#### The task
Copy out the listing exactly.

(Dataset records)
+ + + +

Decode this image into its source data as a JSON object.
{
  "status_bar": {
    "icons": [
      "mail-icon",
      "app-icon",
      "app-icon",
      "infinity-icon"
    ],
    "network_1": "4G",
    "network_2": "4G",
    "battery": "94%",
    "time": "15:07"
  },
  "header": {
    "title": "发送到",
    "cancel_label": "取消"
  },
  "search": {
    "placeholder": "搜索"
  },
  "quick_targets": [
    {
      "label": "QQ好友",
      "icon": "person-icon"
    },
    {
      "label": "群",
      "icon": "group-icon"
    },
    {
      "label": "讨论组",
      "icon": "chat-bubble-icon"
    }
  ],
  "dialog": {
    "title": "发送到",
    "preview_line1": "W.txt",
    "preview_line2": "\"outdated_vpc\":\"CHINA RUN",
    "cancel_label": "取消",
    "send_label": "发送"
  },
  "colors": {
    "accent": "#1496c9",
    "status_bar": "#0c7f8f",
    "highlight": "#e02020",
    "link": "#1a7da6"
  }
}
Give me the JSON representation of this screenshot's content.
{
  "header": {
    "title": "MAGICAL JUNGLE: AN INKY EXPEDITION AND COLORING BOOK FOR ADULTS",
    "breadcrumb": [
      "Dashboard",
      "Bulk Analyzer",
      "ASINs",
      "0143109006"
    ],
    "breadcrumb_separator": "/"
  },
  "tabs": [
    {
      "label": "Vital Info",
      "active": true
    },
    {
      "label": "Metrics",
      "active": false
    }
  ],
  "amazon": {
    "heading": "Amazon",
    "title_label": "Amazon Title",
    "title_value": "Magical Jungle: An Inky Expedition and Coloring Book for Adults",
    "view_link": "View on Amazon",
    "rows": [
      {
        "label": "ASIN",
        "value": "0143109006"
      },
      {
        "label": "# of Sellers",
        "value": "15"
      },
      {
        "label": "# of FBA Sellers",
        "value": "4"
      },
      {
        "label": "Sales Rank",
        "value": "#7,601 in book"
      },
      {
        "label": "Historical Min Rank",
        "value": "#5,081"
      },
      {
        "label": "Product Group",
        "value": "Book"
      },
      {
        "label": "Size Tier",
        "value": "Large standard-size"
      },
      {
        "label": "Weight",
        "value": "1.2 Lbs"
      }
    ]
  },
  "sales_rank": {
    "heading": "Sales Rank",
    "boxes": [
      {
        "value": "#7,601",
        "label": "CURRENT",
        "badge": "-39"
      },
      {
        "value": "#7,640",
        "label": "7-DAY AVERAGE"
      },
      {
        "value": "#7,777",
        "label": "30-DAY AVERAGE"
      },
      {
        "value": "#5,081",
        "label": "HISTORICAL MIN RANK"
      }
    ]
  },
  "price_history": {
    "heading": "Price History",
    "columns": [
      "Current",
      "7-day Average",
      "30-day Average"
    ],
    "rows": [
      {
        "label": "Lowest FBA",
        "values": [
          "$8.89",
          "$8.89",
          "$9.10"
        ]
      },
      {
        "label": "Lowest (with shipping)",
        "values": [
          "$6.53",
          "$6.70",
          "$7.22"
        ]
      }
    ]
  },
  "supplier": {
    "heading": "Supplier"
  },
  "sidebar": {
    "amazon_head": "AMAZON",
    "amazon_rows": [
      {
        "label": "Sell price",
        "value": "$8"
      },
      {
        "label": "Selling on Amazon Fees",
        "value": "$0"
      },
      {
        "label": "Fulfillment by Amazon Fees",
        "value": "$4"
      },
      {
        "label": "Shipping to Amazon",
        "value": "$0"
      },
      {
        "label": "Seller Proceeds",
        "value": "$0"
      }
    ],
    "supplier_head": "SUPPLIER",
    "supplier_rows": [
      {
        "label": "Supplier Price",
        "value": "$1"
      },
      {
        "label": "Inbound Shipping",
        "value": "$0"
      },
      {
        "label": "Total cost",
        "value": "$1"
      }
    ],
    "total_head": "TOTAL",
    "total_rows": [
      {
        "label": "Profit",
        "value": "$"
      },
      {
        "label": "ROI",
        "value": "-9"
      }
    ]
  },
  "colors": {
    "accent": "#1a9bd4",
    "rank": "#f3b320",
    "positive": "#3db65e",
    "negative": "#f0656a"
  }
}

+ + + +

#### Expected answer
Decode this image into its source data as a JSON object.
{
  "status_bar": {
    "icons": [
      "mail-icon",
      "app-icon",
      "app-icon",
      "infinity-icon"
    ],
    "network_1": "4G",
    "network_2": "4G",
    "battery": "94%",
    "time": "15:07"
  },
  "header": {
    "title": "发送到",
    "cancel_label": "取消"
  },
  "search": {
    "placeholder": "搜索"
  },
  "quick_targets": [
    {
      "label": "QQ好友",
      "icon": "person-icon"
    },
    {
      "label": "群",
      "icon": "group-icon"
    },
    {
      "label": "讨论组",
      "icon": "chat-bubble-icon"
    }
  ],
  "dialog": {
    "title": "发送到",
    "preview_line1": "W.txt",
    "preview_line2": "\"outdated_vpc\":\"CHINA RUN",
    "cancel_label": "取消",
    "send_label": "发送"
  },
  "colors": {
    "accent": "#1496c9",
    "status_bar": "#0c7f8f",
    "highlight": "#e02020",
    "link": "#1a7da6"
  }
}
Give me the JSON representation of this screenshot's content.
{
  "header": {
    "title": "MAGICAL JUNGLE: AN INKY EXPEDITION AND COLORING BOOK FOR ADULTS",
    "breadcrumb": [
      "Dashboard",
      "Bulk Analyzer",
      "ASINs",
      "0143109006"
    ],
    "breadcrumb_separator": "/"
  },
  "tabs": [
    {
      "label": "Vital Info",
      "active": true
    },
    {
      "label": "Metrics",
      "active": false
    }
  ],
  "amazon": {
    "heading": "Amazon",
    "title_label": "Amazon Title",
    "title_value": "Magical Jungle: An Inky Expedition and Coloring Book for Adults",
    "view_link": "View on Amazon",
    "rows": [
      {
        "label": "ASIN",
        "value": "0143109006"
      },
      {
        "label": "# of Sellers",
        "value": "15"
      },
      {
        "label": "# of FBA Sellers",
        "value": "4"
      },
      {
        "label": "Sales Rank",
        "value": "#7,601 in book"
      },
      {
        "label": "Historical Min Rank",
        "value": "#5,081"
      },
      {
        "label": "Product Group",
        "value": "Book"
      },
      {
        "label": "Size Tier",
        "value": "Large standard-size"
      },
      {
        "label": "Weight",
        "value": "1.2 Lbs"
      }
    ]
  },
  "sales_rank": {
    "heading": "Sales Rank",
    "boxes": [
      {
        "value": "#7,601",
        "label": "CURRENT",
        "badge": "-39"
      },
      {
        "value": "#7,640",
        "label": "7-DAY AVERAGE"
      },
      {
        "value": "#7,777",
        "label": "30-DAY AVERAGE"
      },
      {
        "value": "#5,081",
        "label": "HISTORICAL MIN RANK"
      }
    ]
  },
  "price_history": {
    "heading": "Price History",
    "columns": [
      "Current",
      "7-day Average",
      "30-day Average"
    ],
    "rows": [
      {
        "label": "Lowest FBA",
        "values": [
          "$8.89",
          "$8.89",
          "$9.10"
        ]
      },
      {
        "label": "Lowest (with shipping)",
        "values": [
          "$6.53",
          "$6.70",
          "$7.22"
        ]
      }
    ]
  },
  "supplier": {
    "heading": "Supplier"
  },
  "sidebar": {
    "amazon_head": "AMAZON",
    "amazon_rows": [
      {
        "label": "Sell price",
        "value": "$8"
      },
      {
        "label": "Selling on Amazon Fees",
        "value": "$0"
      },
      {
        "label": "Fulfillment by Amazon Fees",
        "value": "$4"
      },
      {
        "label": "Shipping to Amazon",
        "value": "$0"
      },
      {
        "label": "Seller Proceeds",
        "value": "$0"
      }
    ],
    "supplier_head": "SUPPLIER",
    "supplier_rows": [
      {
        "label": "Supplier Price",
        "value": "$1"
      },
      {
        "label": "Inbound Shipping",
        "value": "$0"
      },
      {
        "label": "Total cost",
        "value": "$1"
      }
    ],
    "total_head": "TOTAL",
    "total_rows": [
      {
        "label": "Profit",
        "value": "$"
      },
      {
        "label": "ROI",
        "value": "-9"
      }
    ]
  },
  "colors": {
    "accent": "#1a9bd4",
    "rank": "#f3b320",
    "positive": "#3db65e",
    "negative": "#f0656a"
  }
}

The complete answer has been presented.